Please quote every line word for word.

........

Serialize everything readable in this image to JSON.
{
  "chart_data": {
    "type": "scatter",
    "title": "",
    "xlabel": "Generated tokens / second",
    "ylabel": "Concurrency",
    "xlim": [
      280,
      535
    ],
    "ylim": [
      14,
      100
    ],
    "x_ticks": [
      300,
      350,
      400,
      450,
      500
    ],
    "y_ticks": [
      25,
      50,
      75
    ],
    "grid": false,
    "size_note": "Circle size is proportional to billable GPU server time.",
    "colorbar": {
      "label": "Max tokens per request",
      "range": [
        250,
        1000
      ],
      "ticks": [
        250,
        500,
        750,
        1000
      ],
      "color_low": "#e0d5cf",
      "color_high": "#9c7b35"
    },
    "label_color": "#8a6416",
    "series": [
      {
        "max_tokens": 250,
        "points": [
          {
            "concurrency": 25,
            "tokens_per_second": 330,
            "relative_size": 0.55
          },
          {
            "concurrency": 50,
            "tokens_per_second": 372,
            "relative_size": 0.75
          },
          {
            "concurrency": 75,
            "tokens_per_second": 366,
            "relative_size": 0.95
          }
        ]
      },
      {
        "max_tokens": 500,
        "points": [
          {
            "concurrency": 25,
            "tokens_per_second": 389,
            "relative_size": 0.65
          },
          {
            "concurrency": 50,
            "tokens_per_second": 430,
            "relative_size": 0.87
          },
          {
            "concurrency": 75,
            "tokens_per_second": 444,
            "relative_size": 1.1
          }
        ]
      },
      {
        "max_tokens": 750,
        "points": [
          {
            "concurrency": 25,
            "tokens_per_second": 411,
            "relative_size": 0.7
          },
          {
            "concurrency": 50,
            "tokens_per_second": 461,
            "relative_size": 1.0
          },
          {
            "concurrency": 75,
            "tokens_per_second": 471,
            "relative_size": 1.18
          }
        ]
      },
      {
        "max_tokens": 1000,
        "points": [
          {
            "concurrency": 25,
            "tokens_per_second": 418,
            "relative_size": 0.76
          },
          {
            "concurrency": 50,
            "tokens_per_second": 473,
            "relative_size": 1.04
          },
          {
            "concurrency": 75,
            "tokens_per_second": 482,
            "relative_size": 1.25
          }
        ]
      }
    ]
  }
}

........

The reply –
Serialize everything readable in this image to JSON.
{
  "chart_data": {
    "type": "scatter",
    "title": "",
    "xlabel": "Generated tokens / second",
    "ylabel": "Concurrency",
    "xlim": [
      280,
      535
    ],
    "ylim": [
      14,
      100
    ],
    "x_ticks": [
      300,
      350,
      400,
      450,
      500
    ],
    "y_ticks": [
      25,
      50,
      75
    ],
    "grid": false,
    "size_note": "Circle size is proportional to billable GPU server time.",
    "colorbar": {
      "label": "Max tokens per request",
      "range": [
        250,
        1000
      ],
      "ticks": [
        250,
        500,
        750,
        1000
      ],
      "color_low": "#e0d5cf",
      "color_high": "#9c7b35"
    },
    "label_color": "#8a6416",
    "series": [
      {
        "max_tokens": 250,
        "points": [
          {
            "concurrency": 25,
            "tokens_per_second": 330,
            "relative_size": 0.55
          },
          {
            "concurrency": 50,
            "tokens_per_second": 372,
            "relative_size": 0.75
          },
          {
            "concurrency": 75,
            "tokens_per_second": 366,
            "relative_size": 0.95
          }
        ]
      },
      {
        "max_tokens": 500,
        "points": [
          {
            "concurrency": 25,
            "tokens_per_second": 389,
            "relative_size": 0.65
          },
          {
            "concurrency": 50,
            "tokens_per_second": 430,
            "relative_size": 0.87
          },
          {
            "concurrency": 75,
            "tokens_per_second": 444,
            "relative_size": 1.1
          }
        ]
      },
      {
        "max_tokens": 750,
        "points": [
          {
            "concurrency": 25,
            "tokens_per_second": 411,
            "relative_size": 0.7
          },
          {
            "concurrency": 50,
            "tokens_per_second": 461,
            "relative_size": 1.0
          },
          {
            "concurrency": 75,
            "tokens_per_second": 471,
            "relative_size": 1.18
          }
        ]
      },
      {
        "max_tokens": 1000,
        "points": [
          {
            "concurrency": 25,
            "tokens_per_second": 418,
            "relative_size": 0.76
          },
          {
            "concurrency": 50,
            "tokens_per_second": 473,
            "relative_size": 1.04
          },
          {
            "concurrency": 75,
            "tokens_per_second": 482,
            "relative_size": 1.25
          }
        ]
      }
    ]
  }
}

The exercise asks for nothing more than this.